Directions:
Scan the lines below; pull out those with "telah".

Given records:
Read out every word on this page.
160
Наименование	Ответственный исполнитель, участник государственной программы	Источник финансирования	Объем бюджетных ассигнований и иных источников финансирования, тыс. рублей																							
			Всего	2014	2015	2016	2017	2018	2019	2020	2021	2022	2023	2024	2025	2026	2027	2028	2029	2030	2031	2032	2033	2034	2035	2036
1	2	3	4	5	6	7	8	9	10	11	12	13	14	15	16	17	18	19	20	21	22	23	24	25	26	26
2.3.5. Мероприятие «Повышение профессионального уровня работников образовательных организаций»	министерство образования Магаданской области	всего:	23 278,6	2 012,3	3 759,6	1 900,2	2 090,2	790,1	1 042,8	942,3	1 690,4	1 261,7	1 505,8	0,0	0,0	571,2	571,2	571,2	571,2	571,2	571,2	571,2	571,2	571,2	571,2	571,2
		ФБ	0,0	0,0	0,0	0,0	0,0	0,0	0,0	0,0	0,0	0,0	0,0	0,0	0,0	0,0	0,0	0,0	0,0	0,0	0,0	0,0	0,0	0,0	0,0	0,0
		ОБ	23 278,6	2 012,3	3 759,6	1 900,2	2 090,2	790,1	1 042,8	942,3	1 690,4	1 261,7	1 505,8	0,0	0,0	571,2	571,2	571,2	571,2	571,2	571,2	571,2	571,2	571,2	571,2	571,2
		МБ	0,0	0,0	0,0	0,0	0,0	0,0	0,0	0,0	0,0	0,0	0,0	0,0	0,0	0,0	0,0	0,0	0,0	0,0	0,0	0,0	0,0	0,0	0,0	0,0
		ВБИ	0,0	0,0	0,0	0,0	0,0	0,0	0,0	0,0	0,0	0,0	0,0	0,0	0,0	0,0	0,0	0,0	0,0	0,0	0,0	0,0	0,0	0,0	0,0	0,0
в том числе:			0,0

...

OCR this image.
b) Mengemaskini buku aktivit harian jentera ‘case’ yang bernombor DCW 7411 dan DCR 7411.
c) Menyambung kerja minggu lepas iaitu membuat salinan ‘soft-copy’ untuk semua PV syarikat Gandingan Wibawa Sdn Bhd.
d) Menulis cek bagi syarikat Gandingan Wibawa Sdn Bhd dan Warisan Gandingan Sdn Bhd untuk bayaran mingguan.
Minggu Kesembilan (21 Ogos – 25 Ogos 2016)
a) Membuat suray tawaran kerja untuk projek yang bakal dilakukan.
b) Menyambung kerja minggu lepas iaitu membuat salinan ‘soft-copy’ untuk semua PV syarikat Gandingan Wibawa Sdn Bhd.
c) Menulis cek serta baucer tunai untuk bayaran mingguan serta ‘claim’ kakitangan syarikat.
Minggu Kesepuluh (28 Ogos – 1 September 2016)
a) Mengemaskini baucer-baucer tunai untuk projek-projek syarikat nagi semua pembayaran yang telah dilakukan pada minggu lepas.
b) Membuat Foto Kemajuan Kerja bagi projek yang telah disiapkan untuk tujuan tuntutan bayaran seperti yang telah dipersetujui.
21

Output of the task:
a) Mengemaskini baucer-baucer tunai untuk projek-projek syarikat nagi semua pembayaran yang telah dilakukan pada minggu lepas.
b) Membuat Foto Kemajuan Kerja bagi projek yang telah disiapkan untuk tujuan tuntutan bayaran seperti yang telah dipersetujui.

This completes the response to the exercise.